Your task: Show each line that has the string "Papers" in it.
── Source data
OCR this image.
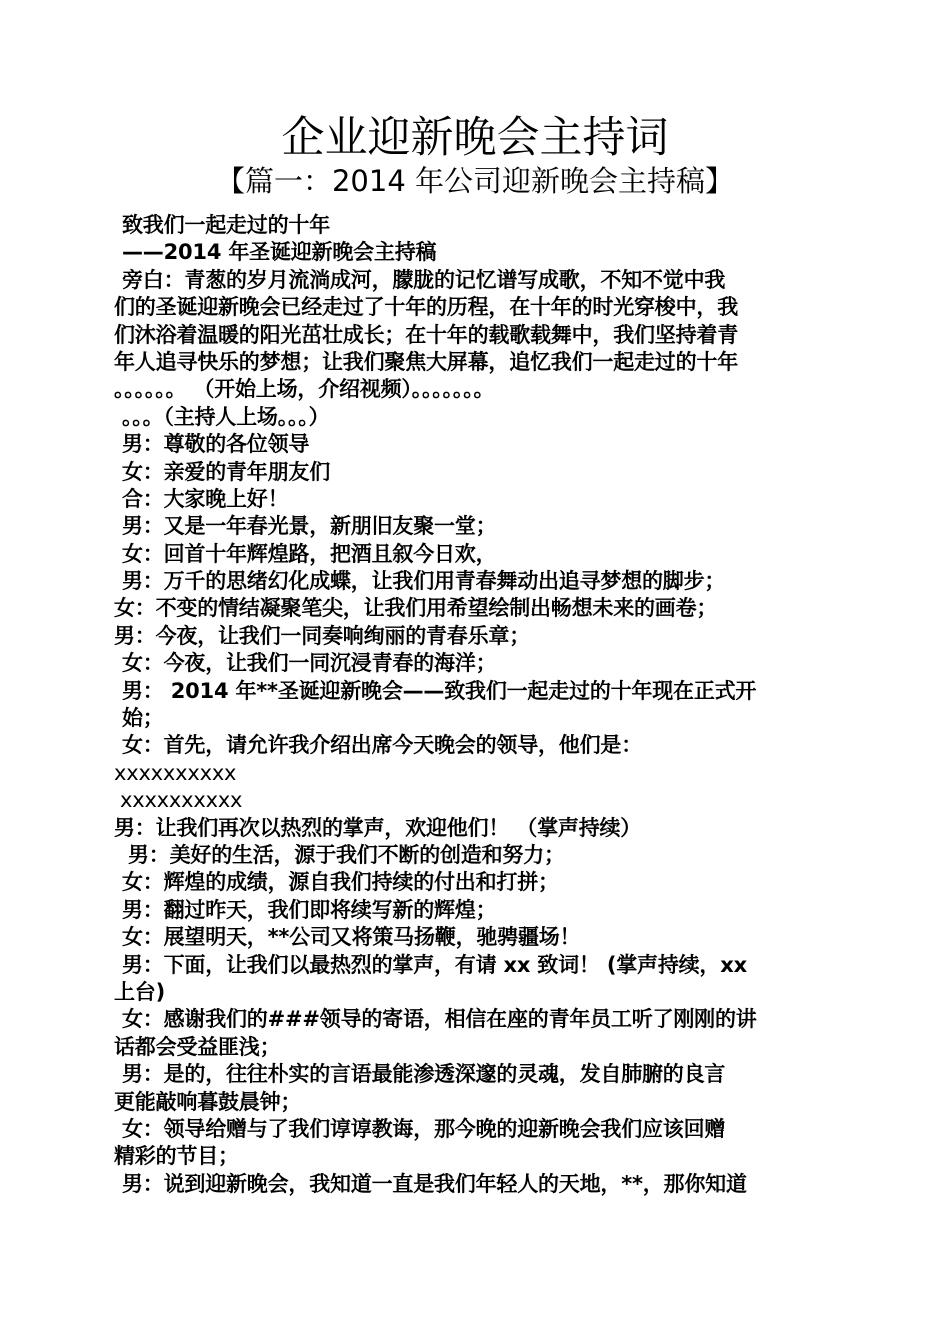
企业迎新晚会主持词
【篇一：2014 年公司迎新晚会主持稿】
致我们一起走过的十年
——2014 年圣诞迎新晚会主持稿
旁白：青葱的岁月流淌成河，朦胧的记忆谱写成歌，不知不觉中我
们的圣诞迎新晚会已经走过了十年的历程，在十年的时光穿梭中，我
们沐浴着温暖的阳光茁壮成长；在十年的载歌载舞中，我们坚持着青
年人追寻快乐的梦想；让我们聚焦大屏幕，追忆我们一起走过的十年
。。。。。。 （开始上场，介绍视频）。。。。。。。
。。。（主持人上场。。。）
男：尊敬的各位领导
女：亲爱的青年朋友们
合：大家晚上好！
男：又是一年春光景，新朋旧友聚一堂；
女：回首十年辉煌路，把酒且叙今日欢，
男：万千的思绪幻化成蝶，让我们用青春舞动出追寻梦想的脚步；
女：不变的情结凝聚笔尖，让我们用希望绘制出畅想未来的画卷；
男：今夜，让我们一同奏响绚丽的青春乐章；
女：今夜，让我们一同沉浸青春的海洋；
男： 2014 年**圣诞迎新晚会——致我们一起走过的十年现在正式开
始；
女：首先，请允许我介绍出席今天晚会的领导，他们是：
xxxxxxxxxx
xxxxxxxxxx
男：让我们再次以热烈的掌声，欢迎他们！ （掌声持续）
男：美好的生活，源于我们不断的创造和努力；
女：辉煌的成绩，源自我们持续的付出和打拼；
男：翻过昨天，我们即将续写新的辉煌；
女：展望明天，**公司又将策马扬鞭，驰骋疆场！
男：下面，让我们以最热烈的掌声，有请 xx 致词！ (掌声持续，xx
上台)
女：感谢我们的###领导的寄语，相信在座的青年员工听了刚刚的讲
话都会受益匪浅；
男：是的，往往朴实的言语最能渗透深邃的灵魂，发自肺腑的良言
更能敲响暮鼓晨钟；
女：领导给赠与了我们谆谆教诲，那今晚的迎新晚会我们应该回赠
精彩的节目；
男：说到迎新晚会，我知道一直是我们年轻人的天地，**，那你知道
────
── Source data
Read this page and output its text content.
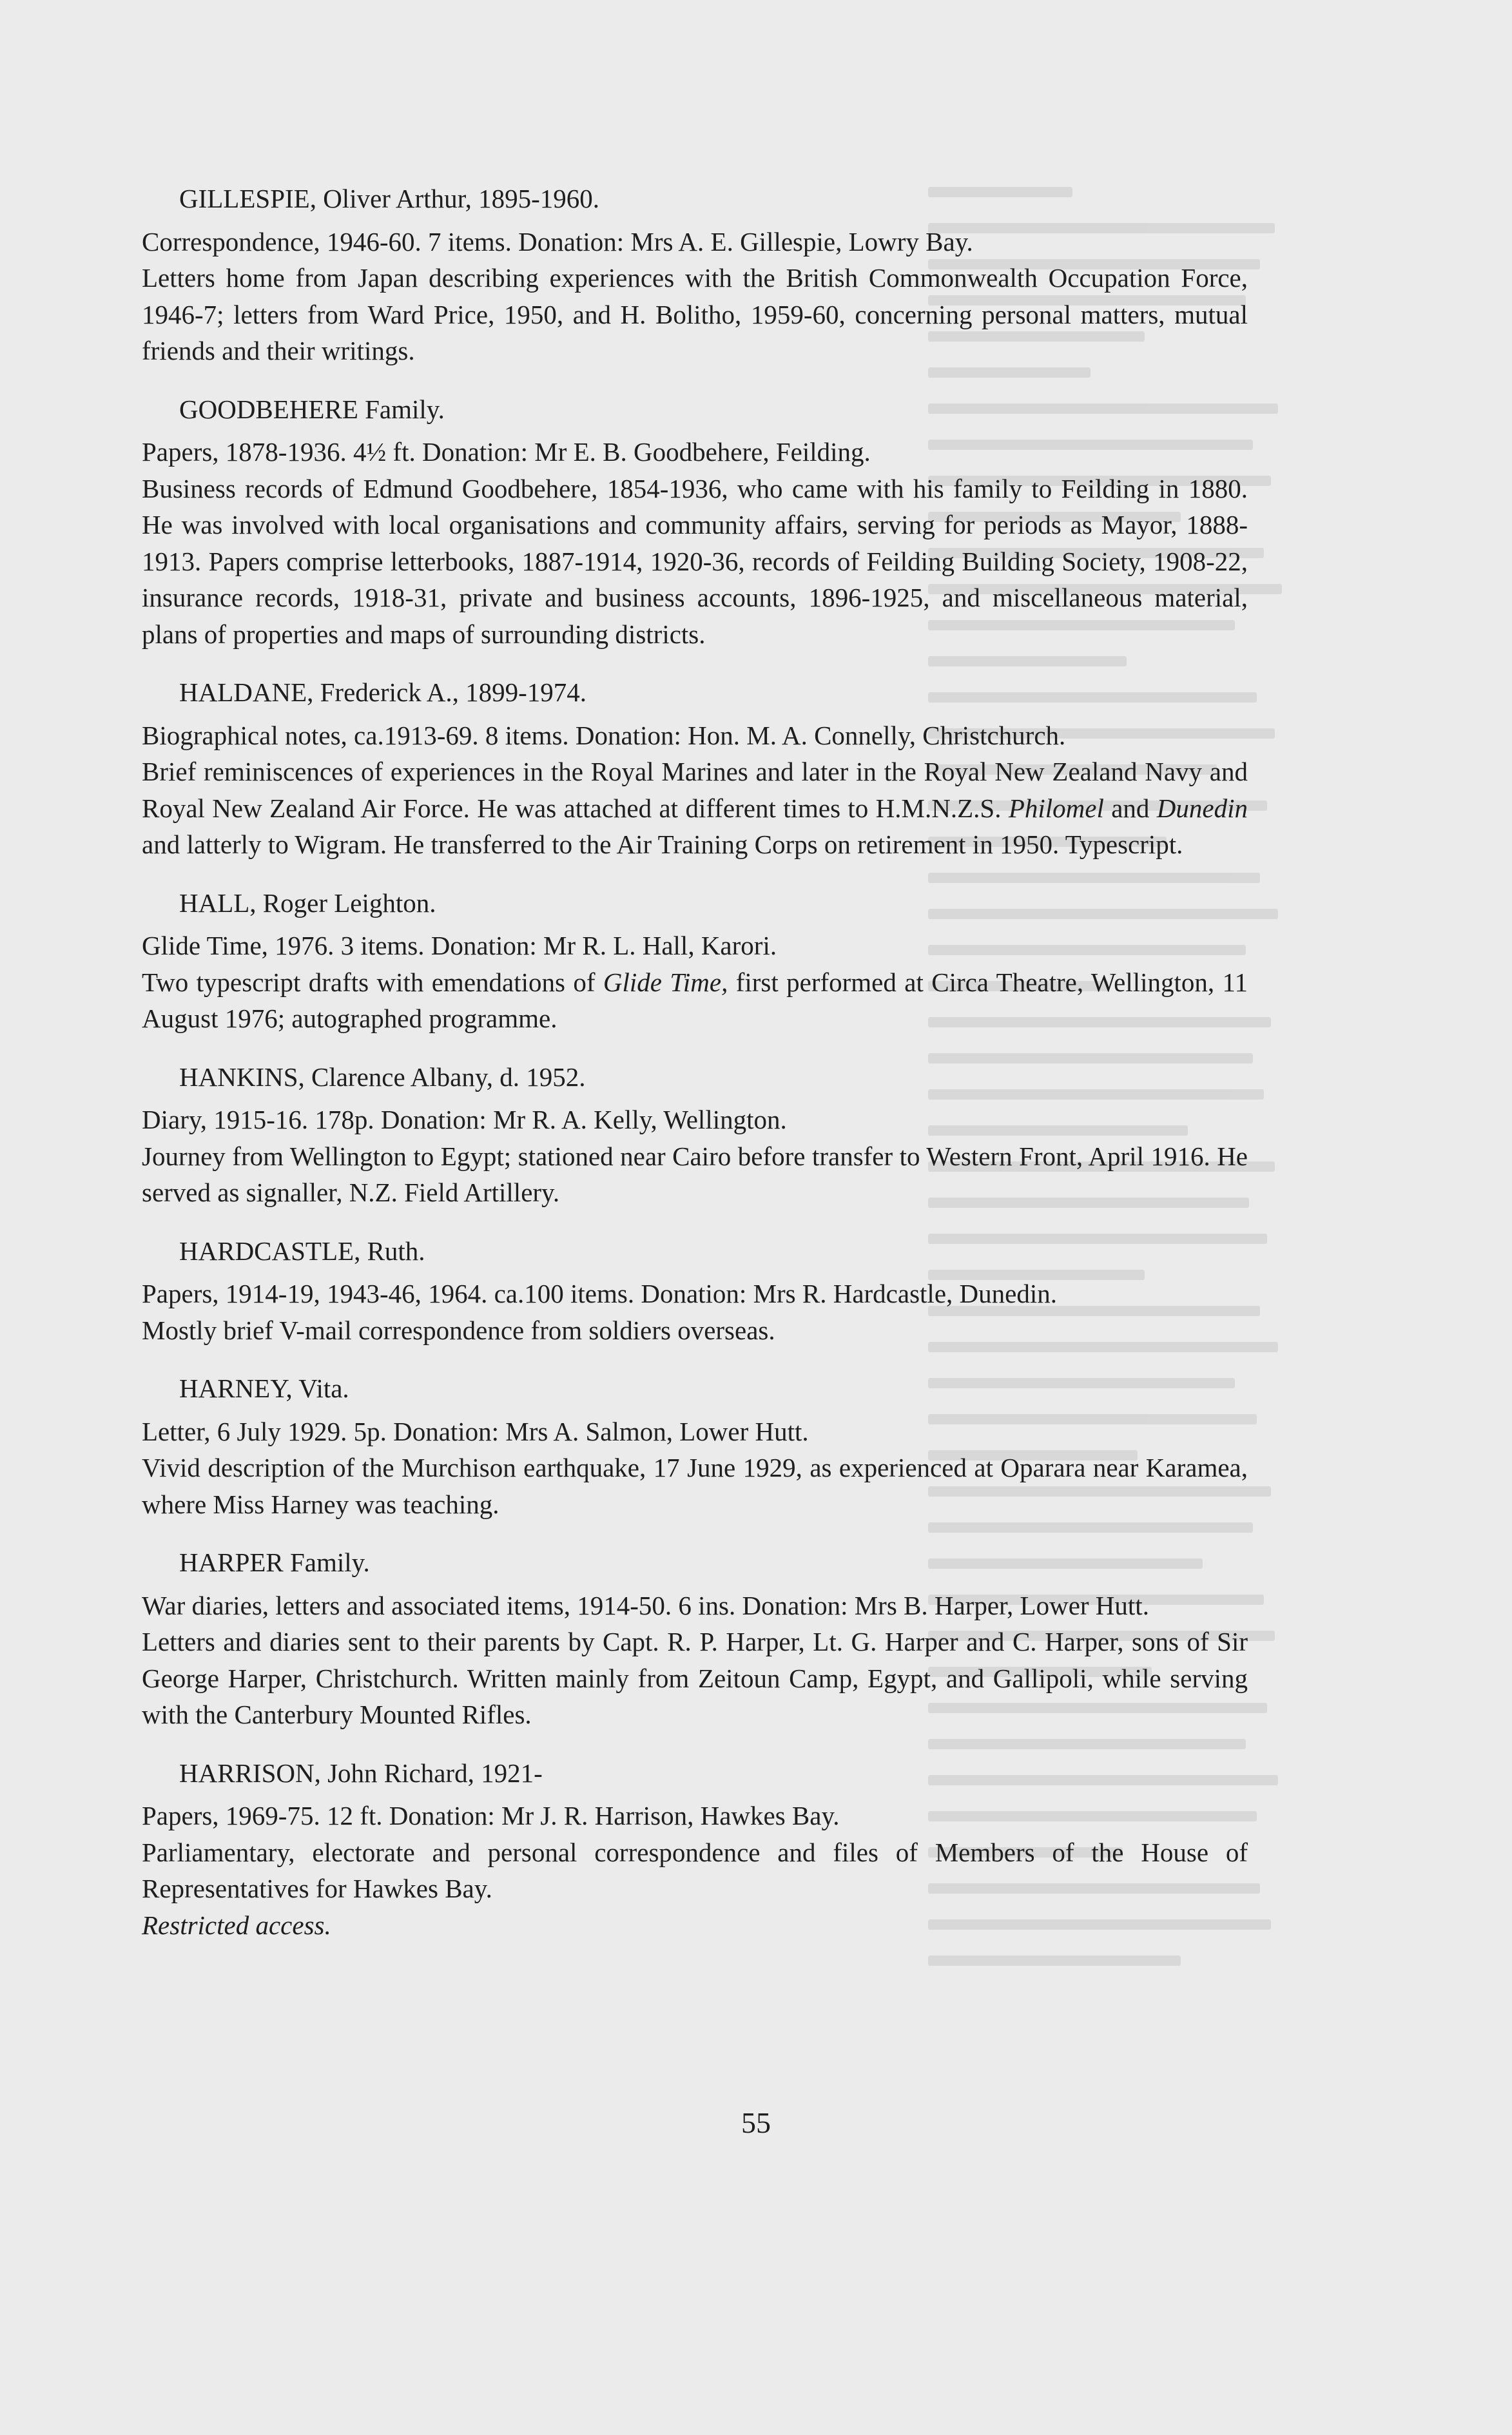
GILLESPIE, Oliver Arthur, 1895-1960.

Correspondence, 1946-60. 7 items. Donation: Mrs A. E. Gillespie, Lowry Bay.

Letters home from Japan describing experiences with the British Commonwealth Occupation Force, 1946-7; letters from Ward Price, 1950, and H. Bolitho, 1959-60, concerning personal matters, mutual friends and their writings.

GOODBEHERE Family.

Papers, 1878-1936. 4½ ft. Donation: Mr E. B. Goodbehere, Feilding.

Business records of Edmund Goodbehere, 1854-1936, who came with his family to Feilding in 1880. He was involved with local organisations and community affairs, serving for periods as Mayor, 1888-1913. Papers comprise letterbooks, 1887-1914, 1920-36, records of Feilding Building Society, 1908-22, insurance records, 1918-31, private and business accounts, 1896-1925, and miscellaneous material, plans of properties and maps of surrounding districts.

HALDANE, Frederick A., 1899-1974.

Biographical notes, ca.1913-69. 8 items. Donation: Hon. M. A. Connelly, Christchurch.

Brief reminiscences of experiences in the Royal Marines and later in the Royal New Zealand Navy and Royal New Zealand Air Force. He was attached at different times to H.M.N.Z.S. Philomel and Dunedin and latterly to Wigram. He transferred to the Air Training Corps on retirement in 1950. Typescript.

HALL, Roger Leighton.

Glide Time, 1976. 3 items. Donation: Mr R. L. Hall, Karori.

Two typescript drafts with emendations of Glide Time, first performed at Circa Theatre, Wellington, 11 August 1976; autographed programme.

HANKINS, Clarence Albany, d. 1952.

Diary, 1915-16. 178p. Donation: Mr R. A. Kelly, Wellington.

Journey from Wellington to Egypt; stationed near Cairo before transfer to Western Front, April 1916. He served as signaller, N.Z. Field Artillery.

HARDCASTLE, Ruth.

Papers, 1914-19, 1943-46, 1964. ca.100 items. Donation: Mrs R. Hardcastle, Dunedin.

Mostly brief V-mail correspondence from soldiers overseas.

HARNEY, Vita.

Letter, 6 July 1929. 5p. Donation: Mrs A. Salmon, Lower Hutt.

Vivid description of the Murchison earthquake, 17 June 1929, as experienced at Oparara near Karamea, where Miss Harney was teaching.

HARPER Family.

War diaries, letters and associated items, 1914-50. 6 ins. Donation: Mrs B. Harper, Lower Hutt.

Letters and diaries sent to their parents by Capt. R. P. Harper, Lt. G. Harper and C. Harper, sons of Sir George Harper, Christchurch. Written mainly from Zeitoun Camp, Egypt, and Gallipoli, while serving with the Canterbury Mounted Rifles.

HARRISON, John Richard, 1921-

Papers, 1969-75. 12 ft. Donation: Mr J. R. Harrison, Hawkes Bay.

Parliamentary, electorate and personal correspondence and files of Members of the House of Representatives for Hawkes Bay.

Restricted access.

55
────
── Source data
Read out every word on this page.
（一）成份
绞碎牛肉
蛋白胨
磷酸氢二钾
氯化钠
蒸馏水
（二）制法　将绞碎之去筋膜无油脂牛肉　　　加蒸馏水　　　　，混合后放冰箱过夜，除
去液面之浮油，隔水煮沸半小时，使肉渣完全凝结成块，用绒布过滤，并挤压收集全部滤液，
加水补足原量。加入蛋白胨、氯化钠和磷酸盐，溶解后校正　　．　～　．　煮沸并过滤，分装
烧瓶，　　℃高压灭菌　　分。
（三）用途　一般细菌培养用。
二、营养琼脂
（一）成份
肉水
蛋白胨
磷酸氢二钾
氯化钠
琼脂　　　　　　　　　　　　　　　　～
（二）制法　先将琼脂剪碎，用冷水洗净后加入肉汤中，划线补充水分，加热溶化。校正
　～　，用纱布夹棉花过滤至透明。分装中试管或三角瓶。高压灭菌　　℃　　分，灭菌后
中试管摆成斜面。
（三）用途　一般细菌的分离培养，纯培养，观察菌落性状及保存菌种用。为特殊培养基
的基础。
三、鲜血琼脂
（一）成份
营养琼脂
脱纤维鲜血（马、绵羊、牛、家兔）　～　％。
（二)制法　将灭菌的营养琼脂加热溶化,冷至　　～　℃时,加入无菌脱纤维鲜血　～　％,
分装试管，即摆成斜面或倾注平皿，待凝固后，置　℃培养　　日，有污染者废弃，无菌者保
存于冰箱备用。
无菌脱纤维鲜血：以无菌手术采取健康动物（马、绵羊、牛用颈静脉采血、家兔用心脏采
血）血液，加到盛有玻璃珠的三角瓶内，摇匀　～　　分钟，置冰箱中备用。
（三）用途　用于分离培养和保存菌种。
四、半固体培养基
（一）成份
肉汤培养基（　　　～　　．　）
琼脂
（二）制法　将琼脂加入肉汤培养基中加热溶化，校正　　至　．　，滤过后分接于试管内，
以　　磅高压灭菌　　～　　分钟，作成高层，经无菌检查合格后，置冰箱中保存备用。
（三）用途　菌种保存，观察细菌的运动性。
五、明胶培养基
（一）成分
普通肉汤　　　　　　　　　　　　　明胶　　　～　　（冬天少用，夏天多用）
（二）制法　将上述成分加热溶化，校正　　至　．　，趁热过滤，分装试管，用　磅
────
Solution to this task:
Papers, 1878-1936. 4½ ft. Donation: Mr E. B. Goodbehere, Feilding.
Business records of Edmund Goodbehere, 1854-1936, who came with his family to Feilding in 1880. He was involved with local organisations and community affairs, serving for periods as Mayor, 1888-1913. Papers comprise letterbooks, 1887-1914, 1920-36, records of Feilding Building Society, 1908-22, insurance records, 1918-31, private and business accounts, 1896-1925, and miscellaneous material, plans of properties and maps of surrounding districts.
Papers, 1914-19, 1943-46, 1964. ca.100 items. Donation: Mrs R. Hardcastle, Dunedin.
Papers, 1969-75. 12 ft. Donation: Mr J. R. Harrison, Hawkes Bay.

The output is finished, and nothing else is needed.